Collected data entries
┄┄┄┄┄┄┄┄┄┄

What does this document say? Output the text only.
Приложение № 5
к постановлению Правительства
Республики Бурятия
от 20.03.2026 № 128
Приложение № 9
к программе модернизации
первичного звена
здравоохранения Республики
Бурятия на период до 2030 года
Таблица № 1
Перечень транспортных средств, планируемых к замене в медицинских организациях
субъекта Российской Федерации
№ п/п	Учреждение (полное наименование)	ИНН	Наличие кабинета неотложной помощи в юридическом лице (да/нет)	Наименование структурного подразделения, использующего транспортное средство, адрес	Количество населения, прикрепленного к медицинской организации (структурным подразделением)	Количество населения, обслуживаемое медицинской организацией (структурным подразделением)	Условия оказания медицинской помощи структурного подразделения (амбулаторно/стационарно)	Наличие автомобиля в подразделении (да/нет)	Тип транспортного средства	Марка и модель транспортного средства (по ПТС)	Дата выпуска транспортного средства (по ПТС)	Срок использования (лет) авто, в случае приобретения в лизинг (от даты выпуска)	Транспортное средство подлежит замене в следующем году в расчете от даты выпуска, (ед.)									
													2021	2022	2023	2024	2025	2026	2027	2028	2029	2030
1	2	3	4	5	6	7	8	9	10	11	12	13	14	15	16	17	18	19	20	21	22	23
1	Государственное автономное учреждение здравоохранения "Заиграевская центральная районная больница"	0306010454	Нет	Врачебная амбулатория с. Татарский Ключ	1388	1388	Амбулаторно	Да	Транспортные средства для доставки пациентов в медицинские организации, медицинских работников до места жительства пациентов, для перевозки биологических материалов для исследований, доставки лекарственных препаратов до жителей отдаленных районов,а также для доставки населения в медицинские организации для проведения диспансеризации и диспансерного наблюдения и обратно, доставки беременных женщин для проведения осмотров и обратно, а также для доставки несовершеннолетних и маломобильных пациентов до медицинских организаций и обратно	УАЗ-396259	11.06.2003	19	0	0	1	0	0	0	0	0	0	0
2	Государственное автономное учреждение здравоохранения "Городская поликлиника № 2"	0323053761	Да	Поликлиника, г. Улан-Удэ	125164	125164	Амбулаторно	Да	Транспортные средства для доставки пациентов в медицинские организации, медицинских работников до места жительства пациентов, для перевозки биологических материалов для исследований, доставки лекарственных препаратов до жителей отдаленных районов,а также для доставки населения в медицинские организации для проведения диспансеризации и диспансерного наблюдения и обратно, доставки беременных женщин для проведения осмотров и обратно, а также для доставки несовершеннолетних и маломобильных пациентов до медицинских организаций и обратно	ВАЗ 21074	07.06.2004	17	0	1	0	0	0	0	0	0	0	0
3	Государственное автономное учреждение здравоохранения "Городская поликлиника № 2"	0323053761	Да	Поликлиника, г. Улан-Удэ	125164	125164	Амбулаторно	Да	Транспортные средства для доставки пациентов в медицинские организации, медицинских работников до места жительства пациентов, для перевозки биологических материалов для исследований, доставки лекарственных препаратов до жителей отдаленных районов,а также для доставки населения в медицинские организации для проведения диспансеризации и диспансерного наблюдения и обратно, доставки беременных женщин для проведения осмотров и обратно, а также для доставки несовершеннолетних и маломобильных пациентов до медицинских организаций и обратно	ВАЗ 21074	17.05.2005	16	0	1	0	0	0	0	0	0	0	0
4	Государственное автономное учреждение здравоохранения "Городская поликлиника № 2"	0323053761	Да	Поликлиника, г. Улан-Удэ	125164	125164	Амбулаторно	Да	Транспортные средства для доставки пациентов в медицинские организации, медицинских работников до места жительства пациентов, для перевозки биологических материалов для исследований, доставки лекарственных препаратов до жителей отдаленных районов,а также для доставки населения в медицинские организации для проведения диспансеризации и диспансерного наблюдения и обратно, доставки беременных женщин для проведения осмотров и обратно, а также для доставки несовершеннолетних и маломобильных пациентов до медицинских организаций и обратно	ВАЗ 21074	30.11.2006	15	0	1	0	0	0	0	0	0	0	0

┄┄┄┄┄┄┄┄┄┄

Aim ->
Each line of the material must be restated exactly.

Result of the task ->
What does this document say? Output the text only.
Приложение № 5
к постановлению Правительства
Республики Бурятия
от 20.03.2026 № 128
Приложение № 9
к программе модернизации
первичного звена
здравоохранения Республики
Бурятия на период до 2030 года
Таблица № 1
Перечень транспортных средств, планируемых к замене в медицинских организациях
субъекта Российской Федерации
№ п/п	Учреждение (полное наименование)	ИНН	Наличие кабинета неотложной помощи в юридическом лице (да/нет)	Наименование структурного подразделения, использующего транспортное средство, адрес	Количество населения, прикрепленного к медицинской организации (структурным подразделением)	Количество населения, обслуживаемое медицинской организацией (структурным подразделением)	Условия оказания медицинской помощи структурного подразделения (амбулаторно/стационарно)	Наличие автомобиля в подразделении (да/нет)	Тип транспортного средства	Марка и модель транспортного средства (по ПТС)	Дата выпуска транспортного средства (по ПТС)	Срок использования (лет) авто, в случае приобретения в лизинг (от даты выпуска)	Транспортное средство подлежит замене в следующем году в расчете от даты выпуска, (ед.)									
													2021	2022	2023	2024	2025	2026	2027	2028	2029	2030
1	2	3	4	5	6	7	8	9	10	11	12	13	14	15	16	17	18	19	20	21	22	23
1	Государственное автономное учреждение здравоохранения "Заиграевская центральная районная больница"	0306010454	Нет	Врачебная амбулатория с. Татарский Ключ	1388	1388	Амбулаторно	Да	Транспортные средства для доставки пациентов в медицинские организации, медицинских работников до места жительства пациентов, для перевозки биологических материалов для исследований, доставки лекарственных препаратов до жителей отдаленных районов,а также для доставки населения в медицинские организации для проведения диспансеризации и диспансерного наблюдения и обратно, доставки беременных женщин для проведения осмотров и обратно, а также для доставки несовершеннолетних и маломобильных пациентов до медицинских организаций и обратно	УАЗ-396259	11.06.2003	19	0	0	1	0	0	0	0	0	0	0
2	Государственное автономное учреждение здравоохранения "Городская поликлиника № 2"	0323053761	Да	Поликлиника, г. Улан-Удэ	125164	125164	Амбулаторно	Да	Транспортные средства для доставки пациентов в медицинские организации, медицинских работников до места жительства пациентов, для перевозки биологических материалов для исследований, доставки лекарственных препаратов до жителей отдаленных районов,а также для доставки населения в медицинские организации для проведения диспансеризации и диспансерного наблюдения и обратно, доставки беременных женщин для проведения осмотров и обратно, а также для доставки несовершеннолетних и маломобильных пациентов до медицинских организаций и обратно	ВАЗ 21074	07.06.2004	17	0	1	0	0	0	0	0	0	0	0
3	Государственное автономное учреждение здравоохранения "Городская поликлиника № 2"	0323053761	Да	Поликлиника, г. Улан-Удэ	125164	125164	Амбулаторно	Да	Транспортные средства для доставки пациентов в медицинские организации, медицинских работников до места жительства пациентов, для перевозки биологических материалов для исследований, доставки лекарственных препаратов до жителей отдаленных районов,а также для доставки населения в медицинские организации для проведения диспансеризации и диспансерного наблюдения и обратно, доставки беременных женщин для проведения осмотров и обратно, а также для доставки несовершеннолетних и маломобильных пациентов до медицинских организаций и обратно	ВАЗ 21074	17.05.2005	16	0	1	0	0	0	0	0	0	0	0
4	Государственное автономное учреждение здравоохранения "Городская поликлиника № 2"	0323053761	Да	Поликлиника, г. Улан-Удэ	125164	125164	Амбулаторно	Да	Транспортные средства для доставки пациентов в медицинские организации, медицинских работников до места жительства пациентов, для перевозки биологических материалов для исследований, доставки лекарственных препаратов до жителей отдаленных районов,а также для доставки населения в медицинские организации для проведения диспансеризации и диспансерного наблюдения и обратно, доставки беременных женщин для проведения осмотров и обратно, а также для доставки несовершеннолетних и маломобильных пациентов до медицинских организаций и обратно	ВАЗ 21074	30.11.2006	15	0	1	0	0	0	0	0	0	0	0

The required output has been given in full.